*Input records*.
________
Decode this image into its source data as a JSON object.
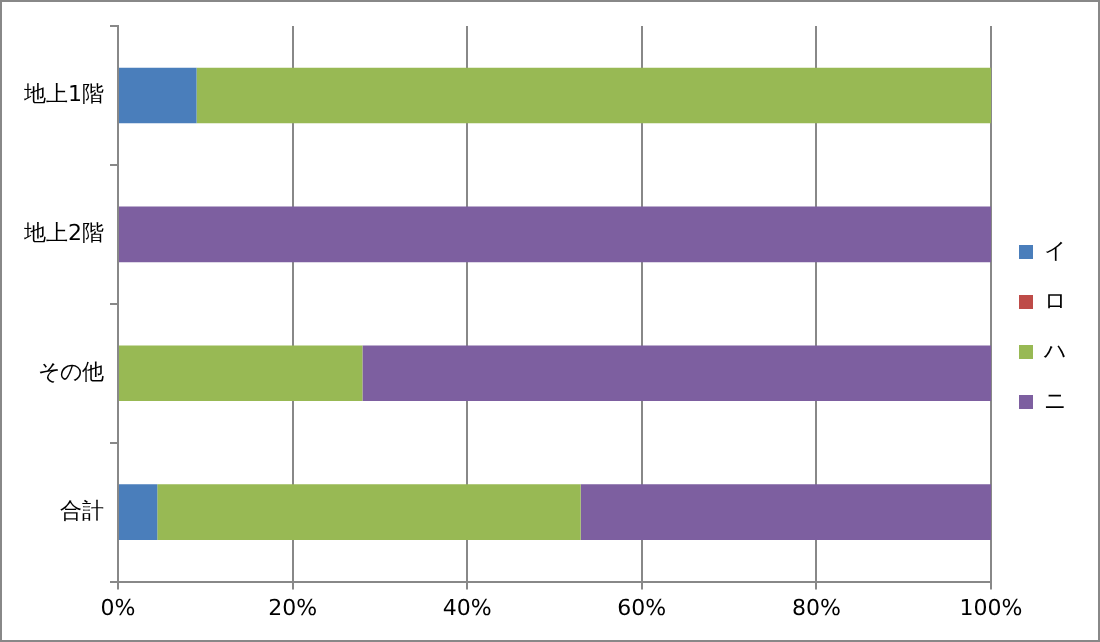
{
  "chart_data": {
    "type": "bar",
    "orientation": "horizontal",
    "stacked": true,
    "categories": [
      "地上1階",
      "地上2階",
      "その他",
      "合計"
    ],
    "series": [
      {
        "name": "イ",
        "color": "#4a7ebb",
        "values": [
          9,
          0,
          0,
          4.5
        ]
      },
      {
        "name": "ロ",
        "color": "#be4b48",
        "values": [
          0,
          0,
          0,
          0
        ]
      },
      {
        "name": "ハ",
        "color": "#98b954",
        "values": [
          91,
          0,
          28,
          48.5
        ]
      },
      {
        "name": "ニ",
        "color": "#7d5fa0",
        "values": [
          0,
          100,
          72,
          47
        ]
      }
    ],
    "xlim": [
      0,
      100
    ],
    "xticks": [
      {
        "value": 0,
        "label": "0%"
      },
      {
        "value": 20,
        "label": "20%"
      },
      {
        "value": 40,
        "label": "40%"
      },
      {
        "value": 60,
        "label": "60%"
      },
      {
        "value": 80,
        "label": "80%"
      },
      {
        "value": 100,
        "label": "100%"
      }
    ],
    "grid": "x",
    "legend": "right"
  }
}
________
*Given request*. Pictures are to be left out; repeat all the remaining data exactly.

*Completed exercise*.
Decode this image into its source data as a JSON object.
{
  "chart_data": {
    "type": "bar",
    "orientation": "horizontal",
    "stacked": true,
    "categories": [
      "地上1階",
      "地上2階",
      "その他",
      "合計"
    ],
    "series": [
      {
        "name": "イ",
        "color": "#4a7ebb",
        "values": [
          9,
          0,
          0,
          4.5
        ]
      },
      {
        "name": "ロ",
        "color": "#be4b48",
        "values": [
          0,
          0,
          0,
          0
        ]
      },
      {
        "name": "ハ",
        "color": "#98b954",
        "values": [
          91,
          0,
          28,
          48.5
        ]
      },
      {
        "name": "ニ",
        "color": "#7d5fa0",
        "values": [
          0,
          100,
          72,
          47
        ]
      }
    ],
    "xlim": [
      0,
      100
    ],
    "xticks": [
      {
        "value": 0,
        "label": "0%"
      },
      {
        "value": 20,
        "label": "20%"
      },
      {
        "value": 40,
        "label": "40%"
      },
      {
        "value": 60,
        "label": "60%"
      },
      {
        "value": 80,
        "label": "80%"
      },
      {
        "value": 100,
        "label": "100%"
      }
    ],
    "grid": "x",
    "legend": "right"
  }
}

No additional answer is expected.